=== What is being asked ===
Copy every line of the material below word for word.

Stored records
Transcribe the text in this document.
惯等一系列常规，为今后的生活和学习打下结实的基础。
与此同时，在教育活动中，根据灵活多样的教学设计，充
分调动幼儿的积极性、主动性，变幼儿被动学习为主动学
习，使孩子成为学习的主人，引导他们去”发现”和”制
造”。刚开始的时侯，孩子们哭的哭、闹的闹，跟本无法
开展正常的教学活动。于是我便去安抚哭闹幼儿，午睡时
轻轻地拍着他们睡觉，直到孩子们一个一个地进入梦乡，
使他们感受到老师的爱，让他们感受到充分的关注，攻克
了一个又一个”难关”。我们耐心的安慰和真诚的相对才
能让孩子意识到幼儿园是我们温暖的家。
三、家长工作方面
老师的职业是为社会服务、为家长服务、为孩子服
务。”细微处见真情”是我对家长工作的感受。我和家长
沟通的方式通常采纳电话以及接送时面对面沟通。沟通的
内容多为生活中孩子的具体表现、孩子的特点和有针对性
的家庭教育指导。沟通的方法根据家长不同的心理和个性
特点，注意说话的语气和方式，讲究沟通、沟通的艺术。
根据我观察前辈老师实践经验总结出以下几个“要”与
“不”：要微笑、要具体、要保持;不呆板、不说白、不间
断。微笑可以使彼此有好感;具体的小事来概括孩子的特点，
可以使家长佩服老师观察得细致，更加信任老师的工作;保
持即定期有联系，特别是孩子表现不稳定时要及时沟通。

=== Output ===
Transcribe the text in this document.
惯等一系列常规，为今后的生活和学习打下结实的基础。
与此同时，在教育活动中，根据灵活多样的教学设计，充
分调动幼儿的积极性、主动性，变幼儿被动学习为主动学
习，使孩子成为学习的主人，引导他们去”发现”和”制
造”。刚开始的时侯，孩子们哭的哭、闹的闹，跟本无法
开展正常的教学活动。于是我便去安抚哭闹幼儿，午睡时
轻轻地拍着他们睡觉，直到孩子们一个一个地进入梦乡，
使他们感受到老师的爱，让他们感受到充分的关注，攻克
了一个又一个”难关”。我们耐心的安慰和真诚的相对才
能让孩子意识到幼儿园是我们温暖的家。
三、家长工作方面
老师的职业是为社会服务、为家长服务、为孩子服
务。”细微处见真情”是我对家长工作的感受。我和家长
沟通的方式通常采纳电话以及接送时面对面沟通。沟通的
内容多为生活中孩子的具体表现、孩子的特点和有针对性
的家庭教育指导。沟通的方法根据家长不同的心理和个性
特点，注意说话的语气和方式，讲究沟通、沟通的艺术。
根据我观察前辈老师实践经验总结出以下几个“要”与
“不”：要微笑、要具体、要保持;不呆板、不说白、不间
断。微笑可以使彼此有好感;具体的小事来概括孩子的特点，
可以使家长佩服老师观察得细致，更加信任老师的工作;保
持即定期有联系，特别是孩子表现不稳定时要及时沟通。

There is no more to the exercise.